■ SHORT TASK: Check each line of the listing, and copy it if it contains the word "relació".

■ MATERIAL SUPPLIED:
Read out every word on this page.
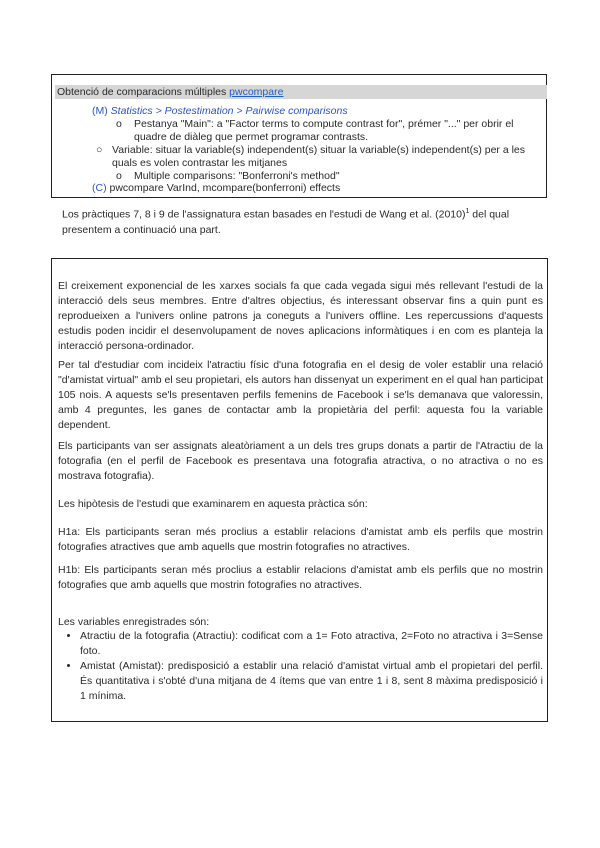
Obtenció de comparacions múltiples pwcompare
(M) Statistics > Postestimation > Pairwise comparisons
o Pestanya "Main": a "Factor terms to compute contrast for", prémer "..." per obrir el
quadre de diàleg que permet programar contrasts.
○ Variable: situar la variable(s) independent(s) situar la variable(s) independent(s) per a les
quals es volen contrastar les mitjanes
o Multiple comparisons: "Bonferroni's method"
(C) pwcompare VarInd, mcompare(bonferroni) effects
Los pràctiques 7, 8 i 9 de l'assignatura estan basades en l'estudi de Wang et al. $(2010)^1$ del qual presentem a continuació una part.
El creixement exponencial de les xarxes socials fa que cada vegada sigui més rellevant l'estudi de la interacció dels seus membres. Entre d'altres objectius, és interessant observar fins a quin punt es reprodueixen a l'univers online patrons ja coneguts a l'univers offline. Les repercussions d'aquests estudis poden incidir el desenvolupament de noves aplicacions informàtiques i en com es planteja la interacció persona-ordinador.
Per tal d'estudiar com incideix l'atractiu físic d'una fotografia en el desig de voler establir una relació "d'amistat virtual" amb el seu propietari, els autors han dissenyat un experiment en el qual han participat 105 nois. A aquests se'ls presentaven perfils femenins de Facebook i se'ls demanava que valoressin, amb 4 preguntes, les ganes de contactar amb la propietària del perfil: aquesta fou la variable dependent.
Els participants van ser assignats aleatòriament a un dels tres grups donats a partir de l'Atractiu de la fotografia (en el perfil de Facebook es presentava una fotografia atractiva, o no atractiva o no es mostrava fotografia).
Les hipòtesis de l'estudi que examinarem en aquesta pràctica són:
H1a: Els participants seran més proclius a establir relacions d'amistat amb els perfils que mostrin fotografies atractives que amb aquells que mostrin fotografies no atractives.
H1b: Els participants seran més proclius a establir relacions d'amistat amb els perfils que no mostrin fotografies que amb aquells que mostrin fotografies no atractives.
Les variables enregistrades són:
• Atractiu de la fotografia (Atractiu): codificat com a 1= Foto atractiva, 2=Foto no atractiva i 3=Sense foto.
• Amistat (Amistat): predisposició a establir una relació d'amistat virtual amb el propietari del perfil. És quantitativa i s'obté d'una mitjana de 4 ítems que van entre 1 i 8, sent 8 màxima predisposició i 1 mínima.
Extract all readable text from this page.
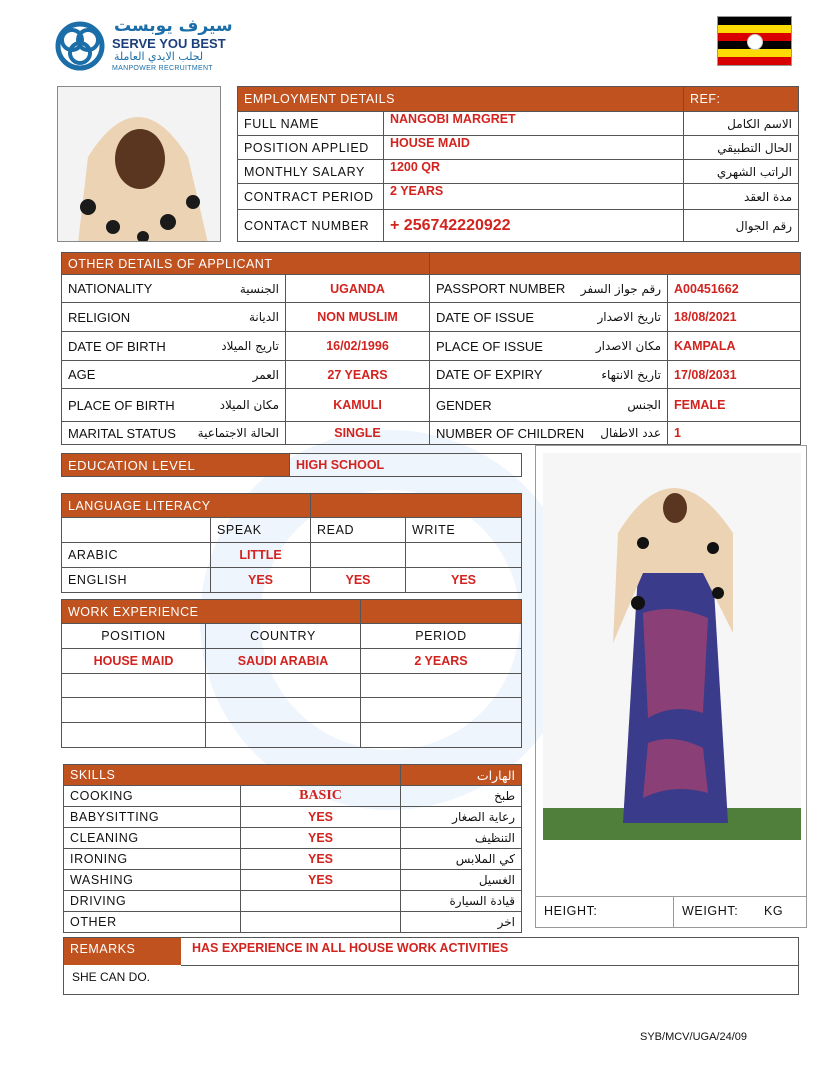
سيرف يوبست
SERVE YOU BEST
لجلب الايدي العاملة
MANPOWER RECRUITMENT
EMPLOYMENT DETAILS		REF:
FULL NAME	NANGOBI MARGRET	الاسم الكامل
POSITION APPLIED	HOUSE MAID	الحال التطبيقي
MONTHLY SALARY	1200 QR	الراتب الشهري
CONTRACT PERIOD	2 YEARS	مدة العقد
CONTACT NUMBER	+ 256742220922	رقم الجوال
OTHER DETAILS OF APPLICANT			

NATIONALITY الجنسية	UGANDA	PASSPORT NUMBER رقم جواز السفر	A00451662

RELIGION الديانة	NON MUSLIM	DATE OF ISSUE تاريخ الاصدار	18/08/2021

DATE OF BIRTH تاريج الميلاد	16/02/1996	PLACE OF ISSUE مكان الاصدار	KAMPALA

AGE العمر	27 YEARS	DATE OF EXPIRY تاريخ الانتهاء	17/08/2031

PLACE OF BIRTH مكان الميلاد	KAMULI	GENDER الجنس	FEMALE

MARITAL STATUS الحالة الاجتماعية	SINGLE	NUMBER OF CHILDREN عدد الاطفال	1
EDUCATION LEVEL	HIGH SCHOOL
LANGUAGE LITERACY			
	SPEAK	READ	WRITE
ARABIC	LITTLE		
ENGLISH	YES	YES	YES
WORK EXPERIENCE		
POSITION	COUNTRY	PERIOD
HOUSE MAID	SAUDI ARABIA	2 YEARS

HEIGHT:	WEIGHT: KG
SKILLS		الهارات
COOKING	BASIC	طبخ
BABYSITTING	YES	رعاية الصغار
CLEANING	YES	التنظيف
IRONING	YES	كي الملابس
WASHING	YES	الغسيل
DRIVING		قيادة السيارة
OTHER		اخر
REMARKS	HAS EXPERIENCE IN ALL HOUSE WORK ACTIVITIES
SHE CAN DO.
SYB/MCV/UGA/24/09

■ COMPLETE ANSWER:
Per tal d'estudiar com incideix l'atractiu físic d'una fotografia en el desig de voler establir una relació "d'amistat virtual" amb el seu propietari, els autors han dissenyat un experiment en el qual han participat 105 nois. A aquests se'ls presentaven perfils femenins de Facebook i se'ls demanava que valoressin, amb 4 preguntes, les ganes de contactar amb la propietària del perfil: aquesta fou la variable dependent.
• Amistat (Amistat): predisposició a establir una relació d'amistat virtual amb el propietari del perfil. És quantitativa i s'obté d'una mitjana de 4 ítems que van entre 1 i 8, sent 8 màxima predisposició i 1 mínima.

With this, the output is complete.